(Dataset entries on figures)

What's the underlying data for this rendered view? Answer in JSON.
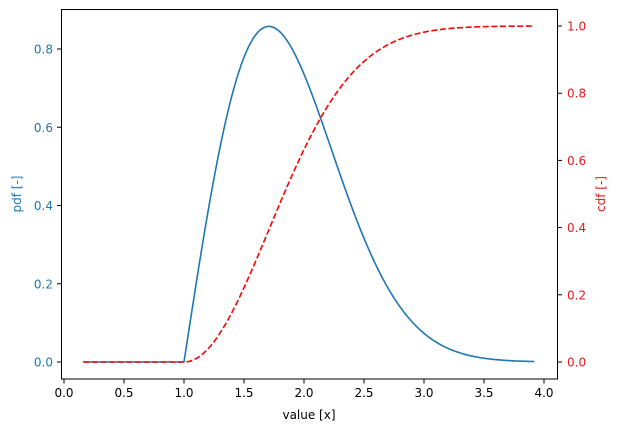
{
  "colors": {
    "pdf": "#1f77b4",
    "cdf": "#ff0000",
    "cdf_text": "#e31a1c",
    "axes": "#000000",
    "background": "#ffffff"
  },
  "chart_data": {
    "type": "line",
    "title": "",
    "xlabel": "value [x]",
    "ylabel": "pdf [-]",
    "ylabel_right": "cdf [-]",
    "xlim": [
      -0.02,
      4.1
    ],
    "ylim": [
      -0.043,
      0.903
    ],
    "ylim_right": [
      -0.05,
      1.05
    ],
    "grid": false,
    "legend": null,
    "x_ticks": [
      "0.0",
      "0.5",
      "1.0",
      "1.5",
      "2.0",
      "2.5",
      "3.0",
      "3.5",
      "4.0"
    ],
    "y_ticks": [
      "0.0",
      "0.2",
      "0.4",
      "0.6",
      "0.8"
    ],
    "y_ticks_right": [
      "0.0",
      "0.2",
      "0.4",
      "0.6",
      "0.8",
      "1.0"
    ],
    "x": [
      0.16,
      0.5,
      1.0,
      1.1,
      1.2,
      1.3,
      1.4,
      1.5,
      1.6,
      1.7,
      1.8,
      1.9,
      2.0,
      2.1,
      2.2,
      2.3,
      2.4,
      2.5,
      2.6,
      2.7,
      2.8,
      2.9,
      3.0,
      3.1,
      3.2,
      3.3,
      3.4,
      3.5,
      3.6,
      3.7,
      3.8,
      3.9,
      3.92
    ],
    "series": [
      {
        "name": "pdf",
        "axis": "left",
        "style": "solid",
        "color": "#1f77b4",
        "values": [
          0,
          0,
          0,
          0.198,
          0.384,
          0.548,
          0.682,
          0.779,
          0.837,
          0.858,
          0.844,
          0.801,
          0.736,
          0.656,
          0.569,
          0.48,
          0.394,
          0.316,
          0.247,
          0.189,
          0.141,
          0.103,
          0.073,
          0.051,
          0.035,
          0.023,
          0.015,
          0.01,
          0.006,
          0.004,
          0.002,
          0.001,
          0.001
        ]
      },
      {
        "name": "cdf",
        "axis": "right",
        "style": "dashed",
        "color": "#ff0000",
        "values": [
          0,
          0,
          0,
          0.01,
          0.039,
          0.086,
          0.148,
          0.221,
          0.302,
          0.387,
          0.473,
          0.555,
          0.632,
          0.702,
          0.763,
          0.816,
          0.859,
          0.895,
          0.923,
          0.944,
          0.961,
          0.973,
          0.982,
          0.988,
          0.992,
          0.995,
          0.997,
          0.998,
          0.999,
          0.9993,
          0.9996,
          0.9998,
          0.9998
        ]
      }
    ]
  }
}
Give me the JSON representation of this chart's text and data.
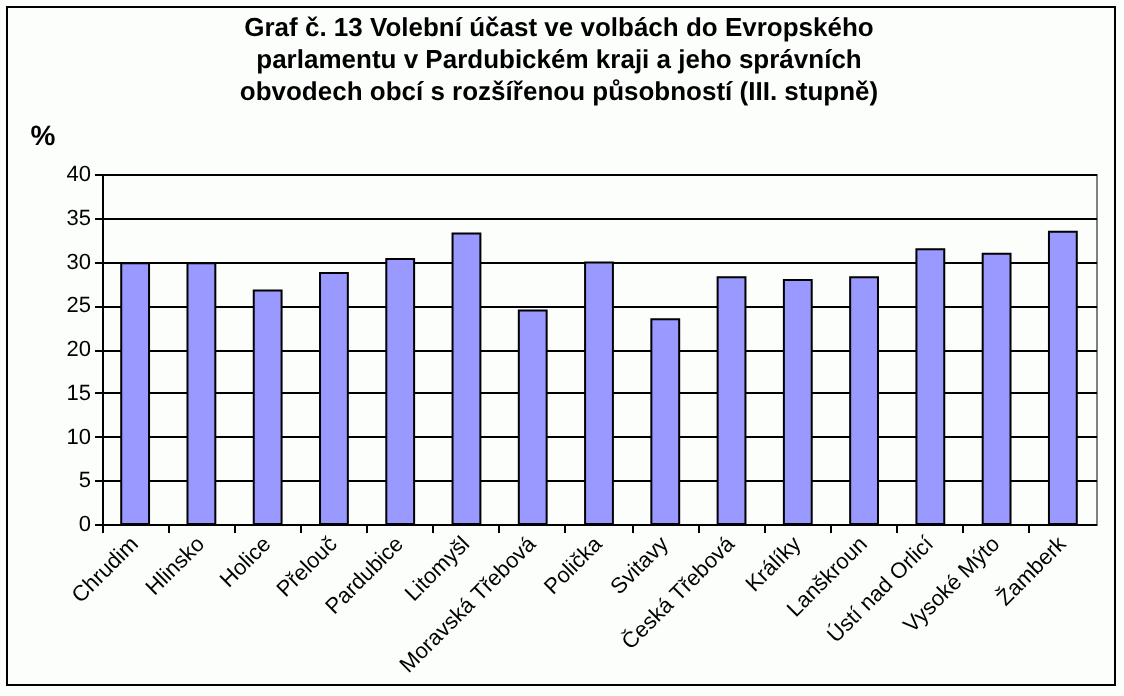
{
  "chart_data": {
    "type": "bar",
    "title": [
      "Graf č. 13  Volební účast ve volbách do Evropského",
      "parlamentu v Pardubickém kraji a jeho správních",
      "obvodech obcí s rozšířenou působností (III. stupně)"
    ],
    "ylabel": "%",
    "categories": [
      "Chrudim",
      "Hlinsko",
      "Holice",
      "Přelouč",
      "Pardubice",
      "Litomyšl",
      "Moravská Třebová",
      "Polička",
      "Svitavy",
      "Česká Třebová",
      "Králíky",
      "Lanškroun",
      "Ústí nad Orlicí",
      "Vysoké Mýto",
      "Žamberk"
    ],
    "values": [
      29.8,
      29.8,
      26.7,
      28.7,
      30.3,
      33.2,
      24.4,
      29.9,
      23.4,
      28.2,
      27.9,
      28.2,
      31.4,
      30.9,
      33.4
    ],
    "color": "#9999ff",
    "ylim": [
      0,
      40
    ],
    "yticks": [
      0,
      5,
      10,
      15,
      20,
      25,
      30,
      35,
      40
    ],
    "grid": "y"
  }
}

• _TASK REQUIREMENTS_
Return the material exactly as given, apart from the pictures.

• _THE ANSWER_
What's the underlying data for this rendered view? Answer in JSON.
{
  "colors": {
    "pdf": "#1f77b4",
    "cdf": "#ff0000",
    "cdf_text": "#e31a1c",
    "axes": "#000000",
    "background": "#ffffff"
  },
  "chart_data": {
    "type": "line",
    "title": "",
    "xlabel": "value [x]",
    "ylabel": "pdf [-]",
    "ylabel_right": "cdf [-]",
    "xlim": [
      -0.02,
      4.1
    ],
    "ylim": [
      -0.043,
      0.903
    ],
    "ylim_right": [
      -0.05,
      1.05
    ],
    "grid": false,
    "legend": null,
    "x_ticks": [
      "0.0",
      "0.5",
      "1.0",
      "1.5",
      "2.0",
      "2.5",
      "3.0",
      "3.5",
      "4.0"
    ],
    "y_ticks": [
      "0.0",
      "0.2",
      "0.4",
      "0.6",
      "0.8"
    ],
    "y_ticks_right": [
      "0.0",
      "0.2",
      "0.4",
      "0.6",
      "0.8",
      "1.0"
    ],
    "x": [
      0.16,
      0.5,
      1.0,
      1.1,
      1.2,
      1.3,
      1.4,
      1.5,
      1.6,
      1.7,
      1.8,
      1.9,
      2.0,
      2.1,
      2.2,
      2.3,
      2.4,
      2.5,
      2.6,
      2.7,
      2.8,
      2.9,
      3.0,
      3.1,
      3.2,
      3.3,
      3.4,
      3.5,
      3.6,
      3.7,
      3.8,
      3.9,
      3.92
    ],
    "series": [
      {
        "name": "pdf",
        "axis": "left",
        "style": "solid",
        "color": "#1f77b4",
        "values": [
          0,
          0,
          0,
          0.198,
          0.384,
          0.548,
          0.682,
          0.779,
          0.837,
          0.858,
          0.844,
          0.801,
          0.736,
          0.656,
          0.569,
          0.48,
          0.394,
          0.316,
          0.247,
          0.189,
          0.141,
          0.103,
          0.073,
          0.051,
          0.035,
          0.023,
          0.015,
          0.01,
          0.006,
          0.004,
          0.002,
          0.001,
          0.001
        ]
      },
      {
        "name": "cdf",
        "axis": "right",
        "style": "dashed",
        "color": "#ff0000",
        "values": [
          0,
          0,
          0,
          0.01,
          0.039,
          0.086,
          0.148,
          0.221,
          0.302,
          0.387,
          0.473,
          0.555,
          0.632,
          0.702,
          0.763,
          0.816,
          0.859,
          0.895,
          0.923,
          0.944,
          0.961,
          0.973,
          0.982,
          0.988,
          0.992,
          0.995,
          0.997,
          0.998,
          0.999,
          0.9993,
          0.9996,
          0.9998,
          0.9998
        ]
      }
    ]
  }
}
Give me the JSON representation of this chart's text and data.
{
  "chart_data": {
    "type": "bar",
    "title": [
      "Graf č. 13  Volební účast ve volbách do Evropského",
      "parlamentu v Pardubickém kraji a jeho správních",
      "obvodech obcí s rozšířenou působností (III. stupně)"
    ],
    "ylabel": "%",
    "categories": [
      "Chrudim",
      "Hlinsko",
      "Holice",
      "Přelouč",
      "Pardubice",
      "Litomyšl",
      "Moravská Třebová",
      "Polička",
      "Svitavy",
      "Česká Třebová",
      "Králíky",
      "Lanškroun",
      "Ústí nad Orlicí",
      "Vysoké Mýto",
      "Žamberk"
    ],
    "values": [
      29.8,
      29.8,
      26.7,
      28.7,
      30.3,
      33.2,
      24.4,
      29.9,
      23.4,
      28.2,
      27.9,
      28.2,
      31.4,
      30.9,
      33.4
    ],
    "color": "#9999ff",
    "ylim": [
      0,
      40
    ],
    "yticks": [
      0,
      5,
      10,
      15,
      20,
      25,
      30,
      35,
      40
    ],
    "grid": "y"
  }
}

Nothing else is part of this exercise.